- DATA SHOWN:
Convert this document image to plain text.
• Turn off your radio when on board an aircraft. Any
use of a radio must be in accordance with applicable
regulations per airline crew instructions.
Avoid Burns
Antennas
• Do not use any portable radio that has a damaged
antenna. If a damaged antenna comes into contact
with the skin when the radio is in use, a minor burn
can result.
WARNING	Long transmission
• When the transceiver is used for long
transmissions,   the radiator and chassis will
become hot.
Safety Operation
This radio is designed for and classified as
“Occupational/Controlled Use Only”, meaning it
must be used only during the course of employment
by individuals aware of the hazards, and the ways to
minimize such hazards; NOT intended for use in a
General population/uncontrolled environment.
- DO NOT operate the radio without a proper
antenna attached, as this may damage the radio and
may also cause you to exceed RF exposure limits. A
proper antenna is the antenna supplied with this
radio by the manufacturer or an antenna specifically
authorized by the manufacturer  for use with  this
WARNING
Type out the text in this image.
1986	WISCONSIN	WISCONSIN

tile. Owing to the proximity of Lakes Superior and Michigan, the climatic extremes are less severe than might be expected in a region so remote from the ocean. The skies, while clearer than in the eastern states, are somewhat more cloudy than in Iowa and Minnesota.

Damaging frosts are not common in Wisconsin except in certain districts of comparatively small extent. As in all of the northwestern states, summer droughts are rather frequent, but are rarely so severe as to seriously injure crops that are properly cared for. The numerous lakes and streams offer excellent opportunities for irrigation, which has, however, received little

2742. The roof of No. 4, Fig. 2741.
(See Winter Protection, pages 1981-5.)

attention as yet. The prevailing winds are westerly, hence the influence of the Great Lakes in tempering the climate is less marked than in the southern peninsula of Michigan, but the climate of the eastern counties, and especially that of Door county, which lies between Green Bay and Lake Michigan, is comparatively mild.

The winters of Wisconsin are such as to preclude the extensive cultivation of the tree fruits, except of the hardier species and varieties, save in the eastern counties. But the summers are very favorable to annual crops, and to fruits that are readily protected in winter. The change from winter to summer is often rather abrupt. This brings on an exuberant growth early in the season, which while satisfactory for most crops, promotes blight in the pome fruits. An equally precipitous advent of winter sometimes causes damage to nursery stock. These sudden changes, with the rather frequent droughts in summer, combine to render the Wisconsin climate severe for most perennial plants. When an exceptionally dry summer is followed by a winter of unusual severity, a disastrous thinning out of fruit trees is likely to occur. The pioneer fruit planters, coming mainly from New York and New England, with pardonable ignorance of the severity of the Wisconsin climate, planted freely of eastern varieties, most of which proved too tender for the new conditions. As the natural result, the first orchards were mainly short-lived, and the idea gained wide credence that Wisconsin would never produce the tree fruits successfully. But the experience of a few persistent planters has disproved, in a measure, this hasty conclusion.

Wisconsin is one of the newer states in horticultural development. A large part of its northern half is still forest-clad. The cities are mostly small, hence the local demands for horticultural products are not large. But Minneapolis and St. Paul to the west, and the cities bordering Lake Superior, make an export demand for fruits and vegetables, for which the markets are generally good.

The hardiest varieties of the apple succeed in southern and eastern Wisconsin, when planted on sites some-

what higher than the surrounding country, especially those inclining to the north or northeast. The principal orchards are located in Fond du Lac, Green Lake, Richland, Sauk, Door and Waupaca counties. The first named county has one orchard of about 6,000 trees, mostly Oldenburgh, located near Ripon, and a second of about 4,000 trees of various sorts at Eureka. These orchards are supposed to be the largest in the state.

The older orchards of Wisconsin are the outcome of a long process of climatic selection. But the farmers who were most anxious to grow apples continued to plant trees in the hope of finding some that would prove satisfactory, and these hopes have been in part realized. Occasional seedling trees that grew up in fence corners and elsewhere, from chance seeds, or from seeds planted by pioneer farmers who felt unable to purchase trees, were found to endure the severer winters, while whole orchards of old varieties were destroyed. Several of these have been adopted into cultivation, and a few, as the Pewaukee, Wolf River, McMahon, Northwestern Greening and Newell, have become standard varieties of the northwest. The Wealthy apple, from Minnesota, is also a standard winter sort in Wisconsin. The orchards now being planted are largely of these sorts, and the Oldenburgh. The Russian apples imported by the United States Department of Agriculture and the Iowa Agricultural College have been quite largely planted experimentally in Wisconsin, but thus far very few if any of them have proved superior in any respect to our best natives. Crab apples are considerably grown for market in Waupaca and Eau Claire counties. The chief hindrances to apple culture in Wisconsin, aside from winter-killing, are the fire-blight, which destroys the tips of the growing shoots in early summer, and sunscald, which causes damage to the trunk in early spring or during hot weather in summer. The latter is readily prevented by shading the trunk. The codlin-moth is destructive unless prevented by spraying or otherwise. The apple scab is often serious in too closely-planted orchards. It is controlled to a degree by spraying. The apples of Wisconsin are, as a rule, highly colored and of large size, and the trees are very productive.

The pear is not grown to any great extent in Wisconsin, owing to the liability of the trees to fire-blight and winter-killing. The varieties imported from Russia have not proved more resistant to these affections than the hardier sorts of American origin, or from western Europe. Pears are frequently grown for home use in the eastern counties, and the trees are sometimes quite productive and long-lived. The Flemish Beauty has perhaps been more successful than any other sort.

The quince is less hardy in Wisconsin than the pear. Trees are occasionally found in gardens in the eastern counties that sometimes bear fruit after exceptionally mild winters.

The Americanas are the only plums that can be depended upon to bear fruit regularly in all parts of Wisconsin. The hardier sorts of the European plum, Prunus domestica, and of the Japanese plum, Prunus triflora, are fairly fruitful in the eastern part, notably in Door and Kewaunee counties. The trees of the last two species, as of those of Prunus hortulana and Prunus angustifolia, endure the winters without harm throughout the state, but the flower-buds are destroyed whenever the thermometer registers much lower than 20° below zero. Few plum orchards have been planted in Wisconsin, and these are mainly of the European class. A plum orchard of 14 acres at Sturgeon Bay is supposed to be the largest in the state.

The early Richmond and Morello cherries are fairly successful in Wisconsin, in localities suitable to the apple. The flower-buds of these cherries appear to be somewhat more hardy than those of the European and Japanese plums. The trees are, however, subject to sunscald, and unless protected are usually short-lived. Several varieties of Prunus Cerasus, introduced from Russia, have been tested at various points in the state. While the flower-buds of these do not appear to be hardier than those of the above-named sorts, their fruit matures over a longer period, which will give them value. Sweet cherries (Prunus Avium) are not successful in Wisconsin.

- JOB: Quote the listing in full, please, keeping every line exact.

- ANSWER IN FULL:
Convert this document image to plain text.
• Turn off your radio when on board an aircraft. Any
use of a radio must be in accordance with applicable
regulations per airline crew instructions.
Avoid Burns
Antennas
• Do not use any portable radio that has a damaged
antenna. If a damaged antenna comes into contact
with the skin when the radio is in use, a minor burn
can result.
WARNING	Long transmission
• When the transceiver is used for long
transmissions,   the radiator and chassis will
become hot.
Safety Operation
This radio is designed for and classified as
“Occupational/Controlled Use Only”, meaning it
must be used only during the course of employment
by individuals aware of the hazards, and the ways to
minimize such hazards; NOT intended for use in a
General population/uncontrolled environment.
- DO NOT operate the radio without a proper
antenna attached, as this may damage the radio and
may also cause you to exceed RF exposure limits. A
proper antenna is the antenna supplied with this
radio by the manufacturer or an antenna specifically
authorized by the manufacturer  for use with  this
WARNING
Type out the text in this image.
1986	WISCONSIN	WISCONSIN

tile. Owing to the proximity of Lakes Superior and Michigan, the climatic extremes are less severe than might be expected in a region so remote from the ocean. The skies, while clearer than in the eastern states, are somewhat more cloudy than in Iowa and Minnesota.

Damaging frosts are not common in Wisconsin except in certain districts of comparatively small extent. As in all of the northwestern states, summer droughts are rather frequent, but are rarely so severe as to seriously injure crops that are properly cared for. The numerous lakes and streams offer excellent opportunities for irrigation, which has, however, received little

2742. The roof of No. 4, Fig. 2741.
(See Winter Protection, pages 1981-5.)

attention as yet. The prevailing winds are westerly, hence the influence of the Great Lakes in tempering the climate is less marked than in the southern peninsula of Michigan, but the climate of the eastern counties, and especially that of Door county, which lies between Green Bay and Lake Michigan, is comparatively mild.

The winters of Wisconsin are such as to preclude the extensive cultivation of the tree fruits, except of the hardier species and varieties, save in the eastern counties. But the summers are very favorable to annual crops, and to fruits that are readily protected in winter. The change from winter to summer is often rather abrupt. This brings on an exuberant growth early in the season, which while satisfactory for most crops, promotes blight in the pome fruits. An equally precipitous advent of winter sometimes causes damage to nursery stock. These sudden changes, with the rather frequent droughts in summer, combine to render the Wisconsin climate severe for most perennial plants. When an exceptionally dry summer is followed by a winter of unusual severity, a disastrous thinning out of fruit trees is likely to occur. The pioneer fruit planters, coming mainly from New York and New England, with pardonable ignorance of the severity of the Wisconsin climate, planted freely of eastern varieties, most of which proved too tender for the new conditions. As the natural result, the first orchards were mainly short-lived, and the idea gained wide credence that Wisconsin would never produce the tree fruits successfully. But the experience of a few persistent planters has disproved, in a measure, this hasty conclusion.

Wisconsin is one of the newer states in horticultural development. A large part of its northern half is still forest-clad. The cities are mostly small, hence the local demands for horticultural products are not large. But Minneapolis and St. Paul to the west, and the cities bordering Lake Superior, make an export demand for fruits and vegetables, for which the markets are generally good.

The hardiest varieties of the apple succeed in southern and eastern Wisconsin, when planted on sites some-

what higher than the surrounding country, especially those inclining to the north or northeast. The principal orchards are located in Fond du Lac, Green Lake, Richland, Sauk, Door and Waupaca counties. The first named county has one orchard of about 6,000 trees, mostly Oldenburgh, located near Ripon, and a second of about 4,000 trees of various sorts at Eureka. These orchards are supposed to be the largest in the state.

The older orchards of Wisconsin are the outcome of a long process of climatic selection. But the farmers who were most anxious to grow apples continued to plant trees in the hope of finding some that would prove satisfactory, and these hopes have been in part realized. Occasional seedling trees that grew up in fence corners and elsewhere, from chance seeds, or from seeds planted by pioneer farmers who felt unable to purchase trees, were found to endure the severer winters, while whole orchards of old varieties were destroyed. Several of these have been adopted into cultivation, and a few, as the Pewaukee, Wolf River, McMahon, Northwestern Greening and Newell, have become standard varieties of the northwest. The Wealthy apple, from Minnesota, is also a standard winter sort in Wisconsin. The orchards now being planted are largely of these sorts, and the Oldenburgh. The Russian apples imported by the United States Department of Agriculture and the Iowa Agricultural College have been quite largely planted experimentally in Wisconsin, but thus far very few if any of them have proved superior in any respect to our best natives. Crab apples are considerably grown for market in Waupaca and Eau Claire counties. The chief hindrances to apple culture in Wisconsin, aside from winter-killing, are the fire-blight, which destroys the tips of the growing shoots in early summer, and sunscald, which causes damage to the trunk in early spring or during hot weather in summer. The latter is readily prevented by shading the trunk. The codlin-moth is destructive unless prevented by spraying or otherwise. The apple scab is often serious in too closely-planted orchards. It is controlled to a degree by spraying. The apples of Wisconsin are, as a rule, highly colored and of large size, and the trees are very productive.

The pear is not grown to any great extent in Wisconsin, owing to the liability of the trees to fire-blight and winter-killing. The varieties imported from Russia have not proved more resistant to these affections than the hardier sorts of American origin, or from western Europe. Pears are frequently grown for home use in the eastern counties, and the trees are sometimes quite productive and long-lived. The Flemish Beauty has perhaps been more successful than any other sort.

The quince is less hardy in Wisconsin than the pear. Trees are occasionally found in gardens in the eastern counties that sometimes bear fruit after exceptionally mild winters.

The Americanas are the only plums that can be depended upon to bear fruit regularly in all parts of Wisconsin. The hardier sorts of the European plum, Prunus domestica, and of the Japanese plum, Prunus triflora, are fairly fruitful in the eastern part, notably in Door and Kewaunee counties. The trees of the last two species, as of those of Prunus hortulana and Prunus angustifolia, endure the winters without harm throughout the state, but the flower-buds are destroyed whenever the thermometer registers much lower than 20° below zero. Few plum orchards have been planted in Wisconsin, and these are mainly of the European class. A plum orchard of 14 acres at Sturgeon Bay is supposed to be the largest in the state.

The early Richmond and Morello cherries are fairly successful in Wisconsin, in localities suitable to the apple. The flower-buds of these cherries appear to be somewhat more hardy than those of the European and Japanese plums. The trees are, however, subject to sunscald, and unless protected are usually short-lived. Several varieties of Prunus Cerasus, introduced from Russia, have been tested at various points in the state. While the flower-buds of these do not appear to be hardier than those of the above-named sorts, their fruit matures over a longer period, which will give them value. Sweet cherries (Prunus Avium) are not successful in Wisconsin.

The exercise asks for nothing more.